***** Material for this exercise

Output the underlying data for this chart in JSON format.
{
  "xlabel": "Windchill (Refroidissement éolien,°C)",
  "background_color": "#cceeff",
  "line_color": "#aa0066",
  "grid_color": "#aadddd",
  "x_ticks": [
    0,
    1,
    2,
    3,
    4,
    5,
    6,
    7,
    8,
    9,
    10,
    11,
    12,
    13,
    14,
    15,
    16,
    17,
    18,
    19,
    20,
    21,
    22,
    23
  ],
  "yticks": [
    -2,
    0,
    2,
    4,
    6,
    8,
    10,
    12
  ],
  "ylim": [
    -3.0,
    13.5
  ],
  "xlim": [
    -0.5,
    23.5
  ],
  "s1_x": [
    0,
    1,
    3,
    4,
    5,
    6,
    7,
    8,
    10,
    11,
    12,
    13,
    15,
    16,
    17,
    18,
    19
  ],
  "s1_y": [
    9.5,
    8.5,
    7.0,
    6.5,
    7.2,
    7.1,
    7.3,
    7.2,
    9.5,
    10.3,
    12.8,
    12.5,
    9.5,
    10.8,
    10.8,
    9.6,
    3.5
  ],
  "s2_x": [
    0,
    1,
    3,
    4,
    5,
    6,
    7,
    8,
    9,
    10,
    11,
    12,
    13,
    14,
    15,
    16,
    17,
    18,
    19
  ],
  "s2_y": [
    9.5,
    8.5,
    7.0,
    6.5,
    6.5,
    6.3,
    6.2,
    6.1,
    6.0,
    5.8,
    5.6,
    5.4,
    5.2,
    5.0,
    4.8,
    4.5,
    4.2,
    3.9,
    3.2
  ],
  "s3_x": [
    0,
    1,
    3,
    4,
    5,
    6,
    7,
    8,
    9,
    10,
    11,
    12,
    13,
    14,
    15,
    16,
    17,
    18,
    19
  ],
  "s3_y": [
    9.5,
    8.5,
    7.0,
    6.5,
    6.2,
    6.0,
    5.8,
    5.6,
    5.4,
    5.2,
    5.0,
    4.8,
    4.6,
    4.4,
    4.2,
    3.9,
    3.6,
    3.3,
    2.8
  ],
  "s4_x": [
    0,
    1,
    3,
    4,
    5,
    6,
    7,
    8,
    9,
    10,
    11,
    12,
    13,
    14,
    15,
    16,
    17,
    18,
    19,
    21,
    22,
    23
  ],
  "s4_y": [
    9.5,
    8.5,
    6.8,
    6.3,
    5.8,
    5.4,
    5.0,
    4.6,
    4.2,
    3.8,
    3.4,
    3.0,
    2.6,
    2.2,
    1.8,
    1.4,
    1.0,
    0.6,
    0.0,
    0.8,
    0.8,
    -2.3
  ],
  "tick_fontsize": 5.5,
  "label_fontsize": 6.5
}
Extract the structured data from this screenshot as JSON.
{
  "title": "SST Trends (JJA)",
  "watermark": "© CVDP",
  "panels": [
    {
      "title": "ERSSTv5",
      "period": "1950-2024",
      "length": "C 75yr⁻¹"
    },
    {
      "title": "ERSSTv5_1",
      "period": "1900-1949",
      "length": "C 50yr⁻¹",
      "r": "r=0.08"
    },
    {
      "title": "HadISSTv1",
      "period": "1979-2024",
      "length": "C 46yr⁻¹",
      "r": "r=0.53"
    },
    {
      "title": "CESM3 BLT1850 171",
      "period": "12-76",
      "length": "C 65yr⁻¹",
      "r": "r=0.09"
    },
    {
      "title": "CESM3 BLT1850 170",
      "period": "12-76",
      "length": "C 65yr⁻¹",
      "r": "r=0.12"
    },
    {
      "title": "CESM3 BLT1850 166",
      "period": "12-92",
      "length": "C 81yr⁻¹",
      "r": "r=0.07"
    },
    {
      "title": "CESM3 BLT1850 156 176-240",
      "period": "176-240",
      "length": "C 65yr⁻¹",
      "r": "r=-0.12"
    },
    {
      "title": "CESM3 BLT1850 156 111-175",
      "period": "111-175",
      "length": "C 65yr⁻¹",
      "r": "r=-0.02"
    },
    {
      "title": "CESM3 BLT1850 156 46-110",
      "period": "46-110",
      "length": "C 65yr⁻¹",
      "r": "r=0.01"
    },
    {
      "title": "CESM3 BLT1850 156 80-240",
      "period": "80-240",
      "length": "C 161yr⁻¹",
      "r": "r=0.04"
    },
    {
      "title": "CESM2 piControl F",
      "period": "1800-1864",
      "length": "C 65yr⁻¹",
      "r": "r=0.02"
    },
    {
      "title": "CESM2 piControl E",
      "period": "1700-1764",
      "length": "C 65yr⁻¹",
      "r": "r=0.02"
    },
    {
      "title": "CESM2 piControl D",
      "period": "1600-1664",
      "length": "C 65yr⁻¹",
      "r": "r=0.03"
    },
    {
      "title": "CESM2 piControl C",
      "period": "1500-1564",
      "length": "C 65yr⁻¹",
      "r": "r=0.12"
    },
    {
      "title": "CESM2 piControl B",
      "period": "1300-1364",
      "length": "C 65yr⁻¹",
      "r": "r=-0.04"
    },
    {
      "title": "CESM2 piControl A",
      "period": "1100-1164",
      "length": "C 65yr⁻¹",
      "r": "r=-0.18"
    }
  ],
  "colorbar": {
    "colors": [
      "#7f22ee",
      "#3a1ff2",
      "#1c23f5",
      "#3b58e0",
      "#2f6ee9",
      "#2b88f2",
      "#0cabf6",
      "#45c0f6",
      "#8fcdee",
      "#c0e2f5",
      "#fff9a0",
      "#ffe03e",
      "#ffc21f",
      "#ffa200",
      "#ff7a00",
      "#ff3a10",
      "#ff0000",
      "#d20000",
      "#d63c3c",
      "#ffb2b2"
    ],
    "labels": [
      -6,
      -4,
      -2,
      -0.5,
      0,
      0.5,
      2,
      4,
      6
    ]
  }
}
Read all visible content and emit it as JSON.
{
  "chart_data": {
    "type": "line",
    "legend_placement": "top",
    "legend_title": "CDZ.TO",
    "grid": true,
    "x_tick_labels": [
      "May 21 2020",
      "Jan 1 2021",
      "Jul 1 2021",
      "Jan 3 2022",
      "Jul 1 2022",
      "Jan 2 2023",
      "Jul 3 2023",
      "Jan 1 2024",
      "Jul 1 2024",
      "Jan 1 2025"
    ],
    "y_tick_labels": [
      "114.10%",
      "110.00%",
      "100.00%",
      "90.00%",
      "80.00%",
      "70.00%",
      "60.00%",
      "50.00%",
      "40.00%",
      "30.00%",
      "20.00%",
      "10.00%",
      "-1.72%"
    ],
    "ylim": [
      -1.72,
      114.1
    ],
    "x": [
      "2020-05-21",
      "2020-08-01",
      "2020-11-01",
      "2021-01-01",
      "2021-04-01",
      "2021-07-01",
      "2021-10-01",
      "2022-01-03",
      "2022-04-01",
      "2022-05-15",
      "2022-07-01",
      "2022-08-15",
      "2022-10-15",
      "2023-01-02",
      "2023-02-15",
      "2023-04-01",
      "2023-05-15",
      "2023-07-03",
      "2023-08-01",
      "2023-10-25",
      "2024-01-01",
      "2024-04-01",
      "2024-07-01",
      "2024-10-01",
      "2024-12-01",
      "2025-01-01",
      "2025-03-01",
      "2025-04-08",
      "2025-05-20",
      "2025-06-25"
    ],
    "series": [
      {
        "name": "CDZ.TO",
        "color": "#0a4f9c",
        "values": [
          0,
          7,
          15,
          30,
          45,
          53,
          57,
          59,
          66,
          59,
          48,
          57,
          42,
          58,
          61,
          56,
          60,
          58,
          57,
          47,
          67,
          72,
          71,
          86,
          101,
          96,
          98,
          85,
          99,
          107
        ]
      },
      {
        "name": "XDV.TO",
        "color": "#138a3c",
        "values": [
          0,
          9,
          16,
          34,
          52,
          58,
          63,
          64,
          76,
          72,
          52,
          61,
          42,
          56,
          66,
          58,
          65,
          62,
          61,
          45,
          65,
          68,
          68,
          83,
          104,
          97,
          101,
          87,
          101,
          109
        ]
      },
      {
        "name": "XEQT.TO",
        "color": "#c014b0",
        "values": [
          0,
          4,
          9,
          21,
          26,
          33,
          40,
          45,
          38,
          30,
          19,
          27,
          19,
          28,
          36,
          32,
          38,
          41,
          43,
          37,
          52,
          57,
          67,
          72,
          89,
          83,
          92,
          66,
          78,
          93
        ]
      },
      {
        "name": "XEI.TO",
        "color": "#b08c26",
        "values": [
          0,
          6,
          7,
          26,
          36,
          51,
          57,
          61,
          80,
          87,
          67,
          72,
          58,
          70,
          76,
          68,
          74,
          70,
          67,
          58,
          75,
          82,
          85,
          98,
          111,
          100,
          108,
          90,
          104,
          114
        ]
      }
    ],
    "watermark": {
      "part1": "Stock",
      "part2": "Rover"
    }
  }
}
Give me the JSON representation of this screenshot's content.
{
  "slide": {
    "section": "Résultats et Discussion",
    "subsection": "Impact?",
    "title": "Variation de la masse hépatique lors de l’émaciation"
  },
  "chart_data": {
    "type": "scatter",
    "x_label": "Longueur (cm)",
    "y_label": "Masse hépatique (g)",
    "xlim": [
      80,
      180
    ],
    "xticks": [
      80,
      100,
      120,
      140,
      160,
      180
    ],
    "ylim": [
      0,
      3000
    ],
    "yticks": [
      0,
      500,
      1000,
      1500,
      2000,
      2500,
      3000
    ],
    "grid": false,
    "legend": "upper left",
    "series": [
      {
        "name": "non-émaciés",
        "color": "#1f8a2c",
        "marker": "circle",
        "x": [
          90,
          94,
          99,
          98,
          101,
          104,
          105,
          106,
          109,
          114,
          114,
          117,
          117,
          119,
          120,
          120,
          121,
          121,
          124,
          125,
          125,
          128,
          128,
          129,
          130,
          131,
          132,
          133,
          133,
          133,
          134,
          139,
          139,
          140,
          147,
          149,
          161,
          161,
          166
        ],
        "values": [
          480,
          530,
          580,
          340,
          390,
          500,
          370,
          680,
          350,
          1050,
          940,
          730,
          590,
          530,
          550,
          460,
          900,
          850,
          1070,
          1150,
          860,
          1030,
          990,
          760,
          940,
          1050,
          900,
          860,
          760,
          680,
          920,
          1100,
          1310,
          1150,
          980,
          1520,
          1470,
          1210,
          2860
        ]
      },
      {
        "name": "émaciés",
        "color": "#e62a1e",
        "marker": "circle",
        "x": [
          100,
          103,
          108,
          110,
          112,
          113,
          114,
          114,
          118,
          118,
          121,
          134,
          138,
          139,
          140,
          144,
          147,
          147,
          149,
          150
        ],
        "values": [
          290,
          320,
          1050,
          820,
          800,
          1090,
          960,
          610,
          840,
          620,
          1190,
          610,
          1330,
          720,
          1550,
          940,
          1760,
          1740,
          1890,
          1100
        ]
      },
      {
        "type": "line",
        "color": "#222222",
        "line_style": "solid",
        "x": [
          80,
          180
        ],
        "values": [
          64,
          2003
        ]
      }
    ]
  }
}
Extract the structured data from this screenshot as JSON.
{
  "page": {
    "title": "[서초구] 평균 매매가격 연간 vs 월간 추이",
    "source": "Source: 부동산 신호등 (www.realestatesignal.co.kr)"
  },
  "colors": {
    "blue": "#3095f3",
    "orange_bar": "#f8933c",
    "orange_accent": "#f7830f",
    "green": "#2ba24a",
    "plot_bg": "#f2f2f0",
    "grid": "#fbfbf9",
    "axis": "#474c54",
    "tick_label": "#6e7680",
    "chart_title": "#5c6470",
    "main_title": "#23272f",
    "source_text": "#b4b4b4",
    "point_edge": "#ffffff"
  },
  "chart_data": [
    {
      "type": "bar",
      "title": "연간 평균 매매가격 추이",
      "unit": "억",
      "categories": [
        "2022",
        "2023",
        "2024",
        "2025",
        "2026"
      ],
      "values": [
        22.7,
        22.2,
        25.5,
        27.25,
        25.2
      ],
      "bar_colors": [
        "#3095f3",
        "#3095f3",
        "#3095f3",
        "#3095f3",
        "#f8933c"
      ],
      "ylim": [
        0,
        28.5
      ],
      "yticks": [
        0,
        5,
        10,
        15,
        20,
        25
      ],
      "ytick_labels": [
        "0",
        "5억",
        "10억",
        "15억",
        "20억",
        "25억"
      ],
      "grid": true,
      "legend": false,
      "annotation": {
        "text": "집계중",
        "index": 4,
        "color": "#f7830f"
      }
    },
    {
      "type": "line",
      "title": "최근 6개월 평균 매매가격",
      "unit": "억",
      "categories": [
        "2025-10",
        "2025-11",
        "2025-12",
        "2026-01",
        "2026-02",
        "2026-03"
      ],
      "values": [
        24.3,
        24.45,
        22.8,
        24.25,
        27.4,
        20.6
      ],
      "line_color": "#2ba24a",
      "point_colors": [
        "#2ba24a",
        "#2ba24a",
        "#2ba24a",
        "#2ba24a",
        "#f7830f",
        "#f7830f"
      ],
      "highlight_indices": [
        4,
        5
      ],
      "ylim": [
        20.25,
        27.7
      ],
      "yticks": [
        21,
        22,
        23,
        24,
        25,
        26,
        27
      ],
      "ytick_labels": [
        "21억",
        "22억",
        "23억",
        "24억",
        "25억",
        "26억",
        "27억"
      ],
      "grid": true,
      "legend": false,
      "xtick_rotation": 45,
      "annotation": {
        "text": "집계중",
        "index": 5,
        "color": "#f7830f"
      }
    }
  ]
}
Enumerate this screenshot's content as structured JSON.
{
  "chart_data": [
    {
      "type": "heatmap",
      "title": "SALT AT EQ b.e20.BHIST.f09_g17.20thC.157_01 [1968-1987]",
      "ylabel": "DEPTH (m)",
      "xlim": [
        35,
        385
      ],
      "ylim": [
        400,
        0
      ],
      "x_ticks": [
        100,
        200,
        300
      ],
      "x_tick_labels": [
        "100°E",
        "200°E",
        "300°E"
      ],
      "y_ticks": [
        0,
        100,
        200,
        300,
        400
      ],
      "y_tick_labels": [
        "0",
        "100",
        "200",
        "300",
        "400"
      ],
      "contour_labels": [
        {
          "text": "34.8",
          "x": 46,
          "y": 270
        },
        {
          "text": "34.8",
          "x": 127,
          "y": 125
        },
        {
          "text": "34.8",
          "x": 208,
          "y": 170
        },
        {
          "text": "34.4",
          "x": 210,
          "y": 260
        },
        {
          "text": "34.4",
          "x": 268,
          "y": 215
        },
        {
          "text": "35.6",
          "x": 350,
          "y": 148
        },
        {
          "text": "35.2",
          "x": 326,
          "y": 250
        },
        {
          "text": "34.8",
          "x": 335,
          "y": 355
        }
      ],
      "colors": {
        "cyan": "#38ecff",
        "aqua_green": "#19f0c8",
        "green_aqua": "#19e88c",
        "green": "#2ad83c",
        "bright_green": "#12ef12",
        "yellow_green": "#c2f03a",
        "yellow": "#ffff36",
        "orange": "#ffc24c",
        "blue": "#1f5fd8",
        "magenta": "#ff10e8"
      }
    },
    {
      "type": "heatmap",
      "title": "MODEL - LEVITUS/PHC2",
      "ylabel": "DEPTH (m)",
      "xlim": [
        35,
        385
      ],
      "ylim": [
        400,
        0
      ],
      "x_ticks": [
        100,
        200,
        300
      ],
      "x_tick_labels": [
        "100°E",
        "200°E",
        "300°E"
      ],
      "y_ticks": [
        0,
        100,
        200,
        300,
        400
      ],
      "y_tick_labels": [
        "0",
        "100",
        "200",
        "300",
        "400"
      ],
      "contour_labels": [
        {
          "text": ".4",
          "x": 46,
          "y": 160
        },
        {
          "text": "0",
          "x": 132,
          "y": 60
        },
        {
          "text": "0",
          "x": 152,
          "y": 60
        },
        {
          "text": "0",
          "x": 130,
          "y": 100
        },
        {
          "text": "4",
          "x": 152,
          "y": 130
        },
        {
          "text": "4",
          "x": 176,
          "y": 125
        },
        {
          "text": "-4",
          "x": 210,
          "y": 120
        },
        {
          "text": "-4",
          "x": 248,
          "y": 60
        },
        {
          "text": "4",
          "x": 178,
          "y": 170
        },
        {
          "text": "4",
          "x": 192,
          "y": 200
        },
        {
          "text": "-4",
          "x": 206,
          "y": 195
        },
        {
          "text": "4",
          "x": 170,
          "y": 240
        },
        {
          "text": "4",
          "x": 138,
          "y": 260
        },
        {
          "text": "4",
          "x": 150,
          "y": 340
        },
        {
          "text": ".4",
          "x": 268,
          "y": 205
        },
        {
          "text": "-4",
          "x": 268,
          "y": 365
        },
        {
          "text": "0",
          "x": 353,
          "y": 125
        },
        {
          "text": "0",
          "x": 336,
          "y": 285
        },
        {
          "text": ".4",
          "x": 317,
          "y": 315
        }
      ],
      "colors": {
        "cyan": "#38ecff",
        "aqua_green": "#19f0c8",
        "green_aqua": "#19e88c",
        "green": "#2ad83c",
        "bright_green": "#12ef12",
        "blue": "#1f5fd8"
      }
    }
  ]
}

**********

--- Your objective ---
Say how many lines in the listing above include "name". Give nothing but the number.

--- Exercise output ---
6